— START —

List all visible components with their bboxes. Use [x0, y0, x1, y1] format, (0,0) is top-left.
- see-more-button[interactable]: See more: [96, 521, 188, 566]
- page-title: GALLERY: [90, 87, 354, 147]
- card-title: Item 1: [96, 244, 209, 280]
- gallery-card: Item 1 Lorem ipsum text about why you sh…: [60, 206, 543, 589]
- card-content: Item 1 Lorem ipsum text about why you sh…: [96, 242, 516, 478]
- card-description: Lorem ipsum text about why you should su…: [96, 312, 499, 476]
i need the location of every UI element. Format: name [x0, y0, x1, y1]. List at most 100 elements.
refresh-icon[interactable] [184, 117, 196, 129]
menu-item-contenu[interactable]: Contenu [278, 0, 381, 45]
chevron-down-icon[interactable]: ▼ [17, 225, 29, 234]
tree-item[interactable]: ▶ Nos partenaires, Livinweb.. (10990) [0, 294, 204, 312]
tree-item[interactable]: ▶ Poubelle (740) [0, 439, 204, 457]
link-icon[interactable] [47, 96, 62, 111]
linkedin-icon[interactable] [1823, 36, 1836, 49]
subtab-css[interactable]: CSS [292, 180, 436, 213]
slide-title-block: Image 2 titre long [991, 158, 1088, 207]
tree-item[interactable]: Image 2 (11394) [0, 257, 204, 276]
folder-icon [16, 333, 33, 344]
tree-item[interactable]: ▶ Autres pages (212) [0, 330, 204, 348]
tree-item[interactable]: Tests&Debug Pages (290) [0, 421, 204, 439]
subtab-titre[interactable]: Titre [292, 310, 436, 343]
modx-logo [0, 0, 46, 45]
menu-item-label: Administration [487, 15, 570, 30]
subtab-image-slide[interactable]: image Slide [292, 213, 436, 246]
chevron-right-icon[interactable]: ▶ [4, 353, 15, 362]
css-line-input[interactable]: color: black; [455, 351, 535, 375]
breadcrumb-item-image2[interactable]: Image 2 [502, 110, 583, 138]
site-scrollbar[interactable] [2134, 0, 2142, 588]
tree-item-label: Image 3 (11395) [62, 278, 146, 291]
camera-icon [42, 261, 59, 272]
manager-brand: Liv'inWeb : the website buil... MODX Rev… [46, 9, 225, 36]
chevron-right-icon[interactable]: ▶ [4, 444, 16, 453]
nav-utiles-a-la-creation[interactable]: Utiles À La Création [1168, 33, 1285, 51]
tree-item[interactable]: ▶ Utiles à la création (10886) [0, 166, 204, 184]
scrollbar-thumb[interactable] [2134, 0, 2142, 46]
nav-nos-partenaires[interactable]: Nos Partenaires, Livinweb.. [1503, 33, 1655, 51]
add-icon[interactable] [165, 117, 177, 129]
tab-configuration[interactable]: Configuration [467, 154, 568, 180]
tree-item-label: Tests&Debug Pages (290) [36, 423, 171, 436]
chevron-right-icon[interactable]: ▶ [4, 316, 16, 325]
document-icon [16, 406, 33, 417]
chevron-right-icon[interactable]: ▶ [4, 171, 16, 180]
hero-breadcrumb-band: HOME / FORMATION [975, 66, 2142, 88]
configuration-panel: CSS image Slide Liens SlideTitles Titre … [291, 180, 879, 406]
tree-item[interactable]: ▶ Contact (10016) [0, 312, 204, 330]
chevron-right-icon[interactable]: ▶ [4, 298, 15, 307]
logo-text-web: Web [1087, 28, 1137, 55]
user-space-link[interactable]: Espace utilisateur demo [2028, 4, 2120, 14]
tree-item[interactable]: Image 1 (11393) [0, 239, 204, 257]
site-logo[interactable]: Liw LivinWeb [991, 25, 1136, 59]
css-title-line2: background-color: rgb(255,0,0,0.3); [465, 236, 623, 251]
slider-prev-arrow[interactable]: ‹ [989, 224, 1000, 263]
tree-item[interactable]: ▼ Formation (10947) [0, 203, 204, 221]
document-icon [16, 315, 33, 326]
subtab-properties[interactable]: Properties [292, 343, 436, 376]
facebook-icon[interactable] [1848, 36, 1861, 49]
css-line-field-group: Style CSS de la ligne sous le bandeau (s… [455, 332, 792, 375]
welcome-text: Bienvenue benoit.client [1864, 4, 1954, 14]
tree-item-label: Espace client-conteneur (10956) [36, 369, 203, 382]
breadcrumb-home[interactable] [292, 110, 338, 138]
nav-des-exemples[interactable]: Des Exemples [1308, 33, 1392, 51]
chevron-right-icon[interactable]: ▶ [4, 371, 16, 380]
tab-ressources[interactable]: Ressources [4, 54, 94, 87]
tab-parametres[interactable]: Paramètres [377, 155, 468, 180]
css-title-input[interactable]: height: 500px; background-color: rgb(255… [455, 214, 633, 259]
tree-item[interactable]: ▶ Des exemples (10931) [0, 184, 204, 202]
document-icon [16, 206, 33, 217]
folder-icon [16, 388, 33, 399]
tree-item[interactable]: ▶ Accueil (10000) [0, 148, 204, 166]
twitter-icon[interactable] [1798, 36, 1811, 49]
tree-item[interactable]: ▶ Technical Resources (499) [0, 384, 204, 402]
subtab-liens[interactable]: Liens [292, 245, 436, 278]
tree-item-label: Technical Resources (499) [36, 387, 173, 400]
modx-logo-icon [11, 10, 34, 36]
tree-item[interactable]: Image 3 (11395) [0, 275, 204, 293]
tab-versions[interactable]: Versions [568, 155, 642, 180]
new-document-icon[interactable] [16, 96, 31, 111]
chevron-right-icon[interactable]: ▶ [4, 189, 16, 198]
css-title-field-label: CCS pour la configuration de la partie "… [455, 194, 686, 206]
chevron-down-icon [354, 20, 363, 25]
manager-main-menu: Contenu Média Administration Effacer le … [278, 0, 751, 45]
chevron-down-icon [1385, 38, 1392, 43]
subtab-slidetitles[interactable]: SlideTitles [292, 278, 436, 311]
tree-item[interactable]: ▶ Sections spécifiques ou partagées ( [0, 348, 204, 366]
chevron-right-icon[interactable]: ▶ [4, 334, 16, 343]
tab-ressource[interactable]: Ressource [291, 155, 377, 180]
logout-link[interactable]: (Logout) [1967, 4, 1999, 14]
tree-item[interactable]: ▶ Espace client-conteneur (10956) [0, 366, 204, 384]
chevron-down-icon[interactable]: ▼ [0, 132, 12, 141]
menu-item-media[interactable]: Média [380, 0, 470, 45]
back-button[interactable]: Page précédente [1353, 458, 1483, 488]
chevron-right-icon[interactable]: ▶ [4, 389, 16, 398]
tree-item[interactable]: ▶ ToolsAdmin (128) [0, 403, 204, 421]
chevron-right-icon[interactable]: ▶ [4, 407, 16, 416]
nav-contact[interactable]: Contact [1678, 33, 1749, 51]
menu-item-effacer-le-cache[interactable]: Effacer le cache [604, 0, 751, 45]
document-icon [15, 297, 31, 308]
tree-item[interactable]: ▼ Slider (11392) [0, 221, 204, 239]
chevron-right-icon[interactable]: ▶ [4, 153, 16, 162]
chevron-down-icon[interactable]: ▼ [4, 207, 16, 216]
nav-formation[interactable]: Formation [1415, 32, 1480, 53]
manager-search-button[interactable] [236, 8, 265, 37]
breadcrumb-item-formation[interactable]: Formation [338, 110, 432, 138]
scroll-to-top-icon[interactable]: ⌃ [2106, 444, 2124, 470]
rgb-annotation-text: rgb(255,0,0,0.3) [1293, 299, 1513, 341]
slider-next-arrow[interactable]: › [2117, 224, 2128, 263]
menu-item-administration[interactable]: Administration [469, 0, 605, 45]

— END —

* Task to carry out
Give all of the data above as a JSON list of strings, with one string per line and blank lines omitted.

* Solution for this problem
[
  "List all visible components with their bboxes. Use [x0, y0, x1, y1] format, (0,0) is top-left.",
  "- see-more-button[interactable]: See more: [96, 521, 188, 566]",
  "- page-title: GALLERY: [90, 87, 354, 147]",
  "- card-title: Item 1: [96, 244, 209, 280]",
  "- gallery-card: Item 1 Lorem ipsum text about why you sh…: [60, 206, 543, 589]",
  "- card-content: Item 1 Lorem ipsum text about why you sh…: [96, 242, 516, 478]",
  "- card-description: Lorem ipsum text about why you should su…: [96, 312, 499, 476]",
  "i need the location of every UI element. Format: name [x0, y0, x1, y1]. List at most 100 elements.",
  "refresh-icon[interactable] [184, 117, 196, 129]",
  "menu-item-contenu[interactable]: Contenu [278, 0, 381, 45]",
  "chevron-down-icon[interactable]: ▼ [17, 225, 29, 234]",
  "tree-item[interactable]: ▶ Nos partenaires, Livinweb.. (10990) [0, 294, 204, 312]",
  "tree-item[interactable]: ▶ Poubelle (740) [0, 439, 204, 457]",
  "link-icon[interactable] [47, 96, 62, 111]",
  "linkedin-icon[interactable] [1823, 36, 1836, 49]",
  "subtab-css[interactable]: CSS [292, 180, 436, 213]",
  "slide-title-block: Image 2 titre long [991, 158, 1088, 207]",
  "tree-item[interactable]: Image 2 (11394) [0, 257, 204, 276]",
  "folder-icon [16, 333, 33, 344]",
  "tree-item[interactable]: ▶ Autres pages (212) [0, 330, 204, 348]",
  "tree-item[interactable]: Tests&Debug Pages (290) [0, 421, 204, 439]",
  "subtab-titre[interactable]: Titre [292, 310, 436, 343]",
  "modx-logo [0, 0, 46, 45]",
  "menu-item-label: Administration [487, 15, 570, 30]",
  "subtab-image-slide[interactable]: image Slide [292, 213, 436, 246]",
  "chevron-right-icon[interactable]: ▶ [4, 353, 15, 362]",
  "css-line-input[interactable]: color: black; [455, 351, 535, 375]",
  "breadcrumb-item-image2[interactable]: Image 2 [502, 110, 583, 138]",
  "site-scrollbar[interactable] [2134, 0, 2142, 588]",
  "tree-item-label: Image 3 (11395) [62, 278, 146, 291]",
  "camera-icon [42, 261, 59, 272]",
  "manager-brand: Liv'inWeb : the website buil... MODX Rev… [46, 9, 225, 36]",
  "chevron-right-icon[interactable]: ▶ [4, 444, 16, 453]",
  "nav-utiles-a-la-creation[interactable]: Utiles À La Création [1168, 33, 1285, 51]",
  "tree-item[interactable]: ▶ Utiles à la création (10886) [0, 166, 204, 184]",
  "scrollbar-thumb[interactable] [2134, 0, 2142, 46]",
  "nav-nos-partenaires[interactable]: Nos Partenaires, Livinweb.. [1503, 33, 1655, 51]",
  "add-icon[interactable] [165, 117, 177, 129]",
  "tab-configuration[interactable]: Configuration [467, 154, 568, 180]",
  "tree-item-label: Tests&Debug Pages (290) [36, 423, 171, 436]",
  "chevron-right-icon[interactable]: ▶ [4, 316, 16, 325]",
  "document-icon [16, 406, 33, 417]",
  "chevron-right-icon[interactable]: ▶ [4, 171, 16, 180]",
  "hero-breadcrumb-band: HOME / FORMATION [975, 66, 2142, 88]",
  "configuration-panel: CSS image Slide Liens SlideTitles Titre … [291, 180, 879, 406]",
  "tree-item[interactable]: ▶ Contact (10016) [0, 312, 204, 330]",
  "chevron-right-icon[interactable]: ▶ [4, 298, 15, 307]",
  "logo-text-web: Web [1087, 28, 1137, 55]",
  "user-space-link[interactable]: Espace utilisateur demo [2028, 4, 2120, 14]",
  "tree-item[interactable]: Image 1 (11393) [0, 239, 204, 257]",
  "site-logo[interactable]: Liw LivinWeb [991, 25, 1136, 59]",
  "css-title-line2: background-color: rgb(255,0,0,0.3); [465, 236, 623, 251]",
  "slider-prev-arrow[interactable]: ‹ [989, 224, 1000, 263]",
  "tree-item[interactable]: ▼ Formation (10947) [0, 203, 204, 221]",
  "document-icon [16, 315, 33, 326]",
  "subtab-properties[interactable]: Properties [292, 343, 436, 376]",
  "facebook-icon[interactable] [1848, 36, 1861, 49]",
  "css-line-field-group: Style CSS de la ligne sous le bandeau (s… [455, 332, 792, 375]",
  "welcome-text: Bienvenue benoit.client [1864, 4, 1954, 14]",
  "tree-item-label: Espace client-conteneur (10956) [36, 369, 203, 382]",
  "breadcrumb-home[interactable] [292, 110, 338, 138]",
  "nav-des-exemples[interactable]: Des Exemples [1308, 33, 1392, 51]",
  "chevron-right-icon[interactable]: ▶ [4, 371, 16, 380]",
  "tab-ressources[interactable]: Ressources [4, 54, 94, 87]",
  "tab-parametres[interactable]: Paramètres [377, 155, 468, 180]",
  "css-title-input[interactable]: height: 500px; background-color: rgb(255… [455, 214, 633, 259]",
  "tree-item[interactable]: ▶ Des exemples (10931) [0, 184, 204, 202]",
  "document-icon [16, 206, 33, 217]",
  "folder-icon [16, 388, 33, 399]",
  "tree-item[interactable]: ▶ Accueil (10000) [0, 148, 204, 166]",
  "twitter-icon[interactable] [1798, 36, 1811, 49]",
  "tree-item[interactable]: ▶ Technical Resources (499) [0, 384, 204, 402]",
  "subtab-liens[interactable]: Liens [292, 245, 436, 278]",
  "tree-item-label: Technical Resources (499) [36, 387, 173, 400]",
  "modx-logo-icon [11, 10, 34, 36]",
  "tree-item[interactable]: Image 3 (11395) [0, 275, 204, 293]",
  "tab-versions[interactable]: Versions [568, 155, 642, 180]",
  "new-document-icon[interactable] [16, 96, 31, 111]",
  "chevron-right-icon[interactable]: ▶ [4, 189, 16, 198]",
  "css-title-field-label: CCS pour la configuration de la partie \"… [455, 194, 686, 206]",
  "chevron-down-icon [354, 20, 363, 25]",
  "manager-main-menu: Contenu Média Administration Effacer le … [278, 0, 751, 45]",
  "chevron-down-icon [1385, 38, 1392, 43]",
  "subtab-slidetitles[interactable]: SlideTitles [292, 278, 436, 311]",
  "tree-item[interactable]: ▶ Sections spécifiques ou partagées ( [0, 348, 204, 366]",
  "chevron-right-icon[interactable]: ▶ [4, 334, 16, 343]",
  "tab-ressource[interactable]: Ressource [291, 155, 377, 180]",
  "logout-link[interactable]: (Logout) [1967, 4, 1999, 14]",
  "tree-item[interactable]: ▶ Espace client-conteneur (10956) [0, 366, 204, 384]",
  "chevron-down-icon[interactable]: ▼ [0, 132, 12, 141]",
  "menu-item-media[interactable]: Média [380, 0, 470, 45]",
  "back-button[interactable]: Page précédente [1353, 458, 1483, 488]",
  "chevron-right-icon[interactable]: ▶ [4, 389, 16, 398]",
  "tree-item[interactable]: ▶ ToolsAdmin (128) [0, 403, 204, 421]",
  "chevron-right-icon[interactable]: ▶ [4, 407, 16, 416]",
  "nav-contact[interactable]: Contact [1678, 33, 1749, 51]",
  "menu-item-effacer-le-cache[interactable]: Effacer le cache [604, 0, 751, 45]",
  "document-icon [15, 297, 31, 308]",
  "tree-item[interactable]: ▼ Slider (11392) [0, 221, 204, 239]",
  "chevron-right-icon[interactable]: ▶ [4, 153, 16, 162]",
  "chevron-down-icon[interactable]: ▼ [4, 207, 16, 216]",
  "nav-formation[interactable]: Formation [1415, 32, 1480, 53]",
  "manager-search-button[interactable] [236, 8, 265, 37]",
  "breadcrumb-item-formation[interactable]: Formation [338, 110, 432, 138]",
  "scroll-to-top-icon[interactable]: ⌃ [2106, 444, 2124, 470]",
  "rgb-annotation-text: rgb(255,0,0,0.3) [1293, 299, 1513, 341]",
  "slider-next-arrow[interactable]: › [2117, 224, 2128, 263]",
  "menu-item-administration[interactable]: Administration [469, 0, 605, 45]"
]